* Start *
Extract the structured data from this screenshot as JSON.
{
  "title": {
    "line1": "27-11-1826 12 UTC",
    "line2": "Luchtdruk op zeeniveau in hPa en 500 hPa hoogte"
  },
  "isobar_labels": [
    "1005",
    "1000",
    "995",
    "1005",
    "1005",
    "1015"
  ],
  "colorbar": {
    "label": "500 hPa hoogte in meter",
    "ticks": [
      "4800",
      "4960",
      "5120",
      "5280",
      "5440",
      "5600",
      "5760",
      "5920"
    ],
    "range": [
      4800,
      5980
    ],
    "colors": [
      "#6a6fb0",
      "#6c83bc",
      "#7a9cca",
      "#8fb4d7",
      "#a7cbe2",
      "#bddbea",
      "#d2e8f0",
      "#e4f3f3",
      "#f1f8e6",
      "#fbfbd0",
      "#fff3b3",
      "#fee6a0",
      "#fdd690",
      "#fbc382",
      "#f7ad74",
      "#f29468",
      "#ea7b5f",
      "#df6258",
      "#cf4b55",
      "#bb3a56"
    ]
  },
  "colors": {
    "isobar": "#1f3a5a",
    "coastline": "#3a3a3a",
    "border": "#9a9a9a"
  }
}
* End *
What the task requires
Reproduce the material in full, with no word added or dropped.

Written reply
Extract the structured data from this screenshot as JSON.
{
  "title": {
    "line1": "27-11-1826 12 UTC",
    "line2": "Luchtdruk op zeeniveau in hPa en 500 hPa hoogte"
  },
  "isobar_labels": [
    "1005",
    "1000",
    "995",
    "1005",
    "1005",
    "1015"
  ],
  "colorbar": {
    "label": "500 hPa hoogte in meter",
    "ticks": [
      "4800",
      "4960",
      "5120",
      "5280",
      "5440",
      "5600",
      "5760",
      "5920"
    ],
    "range": [
      4800,
      5980
    ],
    "colors": [
      "#6a6fb0",
      "#6c83bc",
      "#7a9cca",
      "#8fb4d7",
      "#a7cbe2",
      "#bddbea",
      "#d2e8f0",
      "#e4f3f3",
      "#f1f8e6",
      "#fbfbd0",
      "#fff3b3",
      "#fee6a0",
      "#fdd690",
      "#fbc382",
      "#f7ad74",
      "#f29468",
      "#ea7b5f",
      "#df6258",
      "#cf4b55",
      "#bb3a56"
    ]
  },
  "colors": {
    "isobar": "#1f3a5a",
    "coastline": "#3a3a3a",
    "border": "#9a9a9a"
  }
}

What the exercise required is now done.